● **Recorded information**
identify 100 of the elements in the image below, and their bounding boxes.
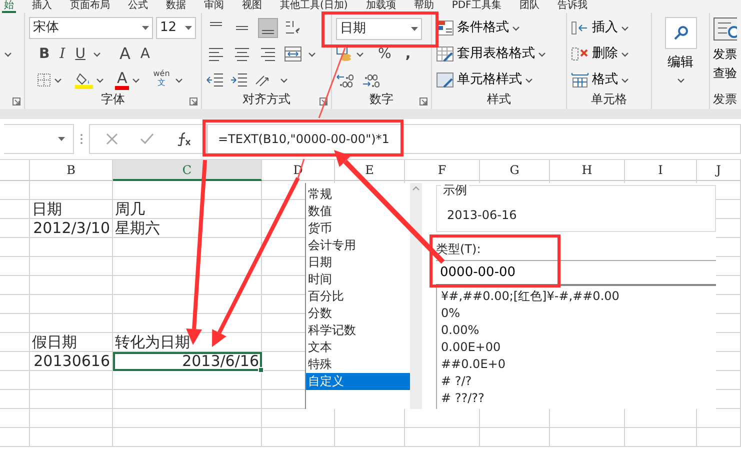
bold-button[interactable]: B [37,43,52,65]
caret-icon[interactable] [280,76,288,84]
category-item[interactable]: 数值 [306,203,410,220]
category-item[interactable]: 特殊 [306,356,410,373]
column-header[interactable]: G [480,160,550,181]
category-item[interactable]: 日期 [306,254,410,271]
style-menu-button[interactable]: 套用表格格式 [436,43,535,65]
caret-icon[interactable] [525,76,533,84]
number-format-dropdown[interactable]: 日期 [336,18,422,40]
ribbon-tab[interactable]: 帮助 [412,0,436,13]
increase-font-button[interactable]: A [117,43,132,65]
caret-icon[interactable] [96,76,104,84]
comma-style-button[interactable]: , [403,43,413,65]
column-header[interactable]: I [625,160,697,181]
ribbon-tab[interactable]: 页面布局 [68,0,112,13]
format-item[interactable]: # ?/? [441,373,712,390]
font-name-dropdown[interactable]: 宋体 [29,17,153,39]
accounting-format-icon[interactable] [336,46,352,62]
dialog-launcher-icon[interactable] [319,97,328,106]
decrease-font-button[interactable]: A [138,43,152,65]
cells-menu-button[interactable]: 格式 [571,69,618,91]
ribbon-tab[interactable]: 公式 [126,0,150,13]
italic-button[interactable]: I [58,43,68,65]
caret-icon[interactable] [538,50,546,58]
merge-center-icon[interactable] [284,46,302,62]
caret-icon[interactable] [132,76,140,84]
category-item[interactable]: 会计专用 [306,237,410,254]
ribbon-tab[interactable]: 团队 [517,0,542,13]
ribbon-tab[interactable]: 其他工具(日加) [278,0,350,13]
caret-icon[interactable] [512,24,520,32]
phonetic-guide-button[interactable]: wén 文 [151,69,172,91]
search-icon [672,25,688,41]
category-item[interactable]: 时间 [306,271,410,288]
caret-icon[interactable] [93,50,102,58]
format-item[interactable]: ##0.0E+0 [441,356,712,373]
caret-icon[interactable] [621,76,629,84]
column-header[interactable]: C [113,160,262,181]
dialog-launcher-icon[interactable] [12,97,21,106]
dialog-launcher-icon[interactable] [189,97,198,106]
category-item[interactable]: 常规 [306,186,410,203]
ribbon-tab[interactable]: 视图 [240,0,264,13]
insert-function-icon[interactable] [176,132,192,146]
ribbon-tab[interactable]: 数据 [164,0,188,13]
caret-icon[interactable] [621,24,629,32]
category-item[interactable]: 百分比 [306,288,410,305]
ribbon-tab[interactable]: 告诉我 [555,0,590,13]
fill-color-icon[interactable] [75,72,93,88]
category-item[interactable]: 科学记数 [306,322,410,339]
cells-menu-button[interactable]: 删除 [571,43,618,65]
ribbon-tab[interactable]: 插入 [30,0,54,13]
caret-icon[interactable] [54,76,62,84]
caret-icon[interactable] [4,50,12,58]
fill-handle[interactable] [258,367,264,373]
formula-field[interactable]: =TEXT(B10,"0000-00-00")*1 [207,124,741,154]
ribbon-tab[interactable]: 加载项 [364,0,398,13]
category-item[interactable]: 文本 [306,339,410,356]
column-header[interactable]: J [697,160,741,181]
increase-decimal-icon[interactable] [336,72,354,88]
caret-icon[interactable] [621,50,629,58]
sample-value: 2013-06-16 [447,207,517,224]
column-header[interactable]: B [30,160,113,181]
underline-button[interactable]: U [73,43,88,65]
font-color-button[interactable]: A [115,70,130,90]
scrollbar[interactable] [410,183,422,409]
editing-button[interactable]: 编辑 [664,17,696,84]
category-item[interactable]: 自定义 [306,373,410,390]
font-size-dropdown[interactable]: 12 [156,17,196,39]
ribbon-tab[interactable]: PDF工具集 [450,0,504,13]
percent-button[interactable]: % [376,43,394,65]
type-input[interactable]: 0000-00-00 [436,260,716,286]
decrease-indent-icon[interactable] [206,72,224,88]
borders-icon[interactable] [37,73,51,87]
increase-indent-icon[interactable] [230,72,248,88]
dropdown-arrow-icon[interactable] [411,27,418,31]
column-header[interactable]: H [550,160,625,181]
style-menu-button[interactable]: 单元格样式 [436,69,522,91]
group-label: 数字 [370,91,394,108]
category-item[interactable]: 货币 [306,220,410,237]
cells-menu-button[interactable]: 插入 [571,17,618,39]
empty-cell [0,371,30,390]
format-item[interactable]: 0% [441,305,712,322]
caret-icon[interactable] [356,50,364,58]
bottom-align-icon[interactable] [258,18,278,38]
dialog-launcher-icon[interactable] [419,97,428,106]
decrease-decimal-icon[interactable] [362,72,380,88]
format-item[interactable]: 0.00% [441,322,712,339]
category-item[interactable]: 分数 [306,305,410,322]
invoice-check-button[interactable]: 发票 查验 [713,17,738,81]
caret-icon[interactable] [174,76,183,84]
style-menu-button[interactable]: 条件格式 [436,17,509,39]
format-item[interactable]: 0.00E+00 [441,339,712,356]
dropdown-arrow-icon[interactable] [58,137,65,141]
column-header[interactable]: F [405,160,480,181]
empty-cell [335,428,405,447]
format-item[interactable]: # ??/?? [441,390,712,407]
caret-icon[interactable] [308,50,316,58]
format-item[interactable]: ¥#,##0.00;[红色]¥-#,##0.00 [441,288,712,305]
empty-cell [0,314,30,333]
dropdown-arrow-icon[interactable] [142,26,149,30]
dropdown-arrow-icon[interactable] [185,26,192,30]
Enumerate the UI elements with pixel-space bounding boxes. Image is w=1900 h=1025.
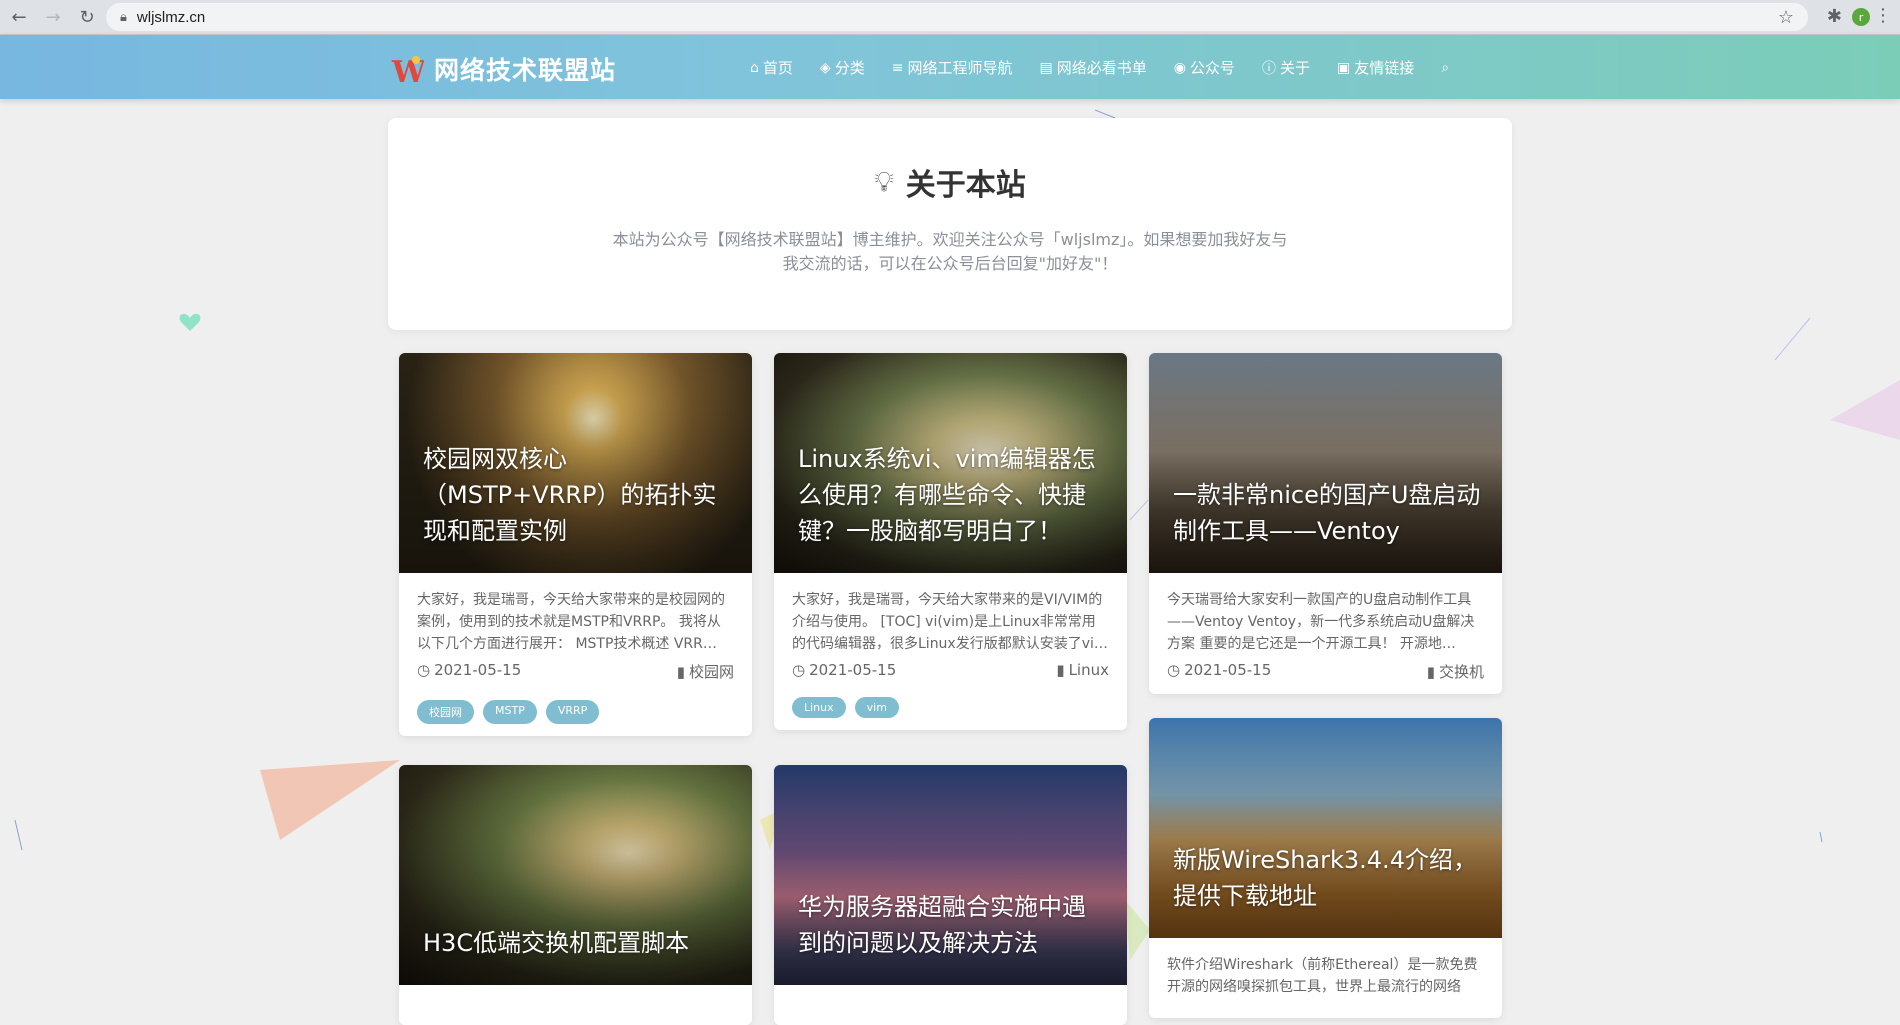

● **Task to complete**
Copy out all of the material above line for line, with no change to any character, and drop only the pictures.

● **Expected answer**
identify 100 of the elements in the image below, and their bounding boxes.
bold-button[interactable]: B [37,43,52,65]
caret-icon[interactable] [280,76,288,84]
category-item[interactable]: 数值 [306,203,410,220]
category-item[interactable]: 特殊 [306,356,410,373]
column-header[interactable]: G [480,160,550,181]
category-item[interactable]: 日期 [306,254,410,271]
style-menu-button[interactable]: 套用表格格式 [436,43,535,65]
caret-icon[interactable] [525,76,533,84]
number-format-dropdown[interactable]: 日期 [336,18,422,40]
ribbon-tab[interactable]: 帮助 [412,0,436,13]
increase-font-button[interactable]: A [117,43,132,65]
caret-icon[interactable] [96,76,104,84]
comma-style-button[interactable]: , [403,43,413,65]
column-header[interactable]: I [625,160,697,181]
ribbon-tab[interactable]: 页面布局 [68,0,112,13]
format-item[interactable]: # ?/? [441,373,712,390]
font-name-dropdown[interactable]: 宋体 [29,17,153,39]
accounting-format-icon[interactable] [336,46,352,62]
dialog-launcher-icon[interactable] [319,97,328,106]
decrease-font-button[interactable]: A [138,43,152,65]
cells-menu-button[interactable]: 格式 [571,69,618,91]
ribbon-tab[interactable]: 公式 [126,0,150,13]
italic-button[interactable]: I [58,43,68,65]
caret-icon[interactable] [538,50,546,58]
merge-center-icon[interactable] [284,46,302,62]
caret-icon[interactable] [132,76,140,84]
category-item[interactable]: 会计专用 [306,237,410,254]
ribbon-tab[interactable]: 团队 [517,0,542,13]
ribbon-tab[interactable]: 其他工具(日加) [278,0,350,13]
caret-icon[interactable] [512,24,520,32]
phonetic-guide-button[interactable]: wén 文 [151,69,172,91]
search-icon [672,25,688,41]
category-item[interactable]: 时间 [306,271,410,288]
caret-icon[interactable] [93,50,102,58]
format-item[interactable]: ##0.0E+0 [441,356,712,373]
caret-icon[interactable] [621,76,629,84]
column-header[interactable]: C [113,160,262,181]
dialog-launcher-icon[interactable] [12,97,21,106]
dialog-launcher-icon[interactable] [189,97,198,106]
category-item[interactable]: 常规 [306,186,410,203]
ribbon-tab[interactable]: 视图 [240,0,264,13]
insert-function-icon[interactable] [176,132,192,146]
ribbon-tab[interactable]: 数据 [164,0,188,13]
caret-icon[interactable] [621,24,629,32]
category-item[interactable]: 百分比 [306,288,410,305]
ribbon-tab[interactable]: 告诉我 [555,0,590,13]
fill-color-icon[interactable] [75,72,93,88]
category-item[interactable]: 科学记数 [306,322,410,339]
cells-menu-button[interactable]: 删除 [571,43,618,65]
ribbon-tab[interactable]: 插入 [30,0,54,13]
caret-icon[interactable] [54,76,62,84]
caret-icon[interactable] [4,50,12,58]
fill-handle[interactable] [258,367,264,373]
formula-field[interactable]: =TEXT(B10,"0000-00-00")*1 [207,124,741,154]
ribbon-tab[interactable]: 加载项 [364,0,398,13]
category-item[interactable]: 文本 [306,339,410,356]
column-header[interactable]: J [697,160,741,181]
increase-decimal-icon[interactable] [336,72,354,88]
caret-icon[interactable] [621,50,629,58]
sample-value: 2013-06-16 [447,207,517,224]
column-header[interactable]: B [30,160,113,181]
underline-button[interactable]: U [73,43,88,65]
font-color-button[interactable]: A [115,70,130,90]
scrollbar[interactable] [410,183,422,409]
editing-button[interactable]: 编辑 [664,17,696,84]
category-item[interactable]: 自定义 [306,373,410,390]
font-size-dropdown[interactable]: 12 [156,17,196,39]
ribbon-tab[interactable]: PDF工具集 [450,0,504,13]
percent-button[interactable]: % [376,43,394,65]
type-input[interactable]: 0000-00-00 [436,260,716,286]
decrease-indent-icon[interactable] [206,72,224,88]
borders-icon[interactable] [37,73,51,87]
increase-indent-icon[interactable] [230,72,248,88]
dropdown-arrow-icon[interactable] [411,27,418,31]
column-header[interactable]: H [550,160,625,181]
style-menu-button[interactable]: 单元格样式 [436,69,522,91]
group-label: 数字 [370,91,394,108]
category-item[interactable]: 货币 [306,220,410,237]
cells-menu-button[interactable]: 插入 [571,17,618,39]
empty-cell [0,371,30,390]
format-item[interactable]: 0% [441,305,712,322]
caret-icon[interactable] [356,50,364,58]
bottom-align-icon[interactable] [258,18,278,38]
dialog-launcher-icon[interactable] [419,97,428,106]
decrease-decimal-icon[interactable] [362,72,380,88]
format-item[interactable]: 0.00% [441,322,712,339]
category-item[interactable]: 分数 [306,305,410,322]
invoice-check-button[interactable]: 发票 查验 [713,17,738,81]
caret-icon[interactable] [174,76,183,84]
style-menu-button[interactable]: 条件格式 [436,17,509,39]
format-item[interactable]: 0.00E+00 [441,339,712,356]
dropdown-arrow-icon[interactable] [58,137,65,141]
column-header[interactable]: F [405,160,480,181]
empty-cell [335,428,405,447]
format-item[interactable]: # ??/?? [441,390,712,407]
caret-icon[interactable] [308,50,316,58]
format-item[interactable]: ¥#,##0.00;[红色]¥-#,##0.00 [441,288,712,305]
empty-cell [0,314,30,333]
dropdown-arrow-icon[interactable] [142,26,149,30]
dropdown-arrow-icon[interactable] [185,26,192,30]
Enumerate the UI elements with pixel-space bounding boxes. Image is w=1900 h=1025.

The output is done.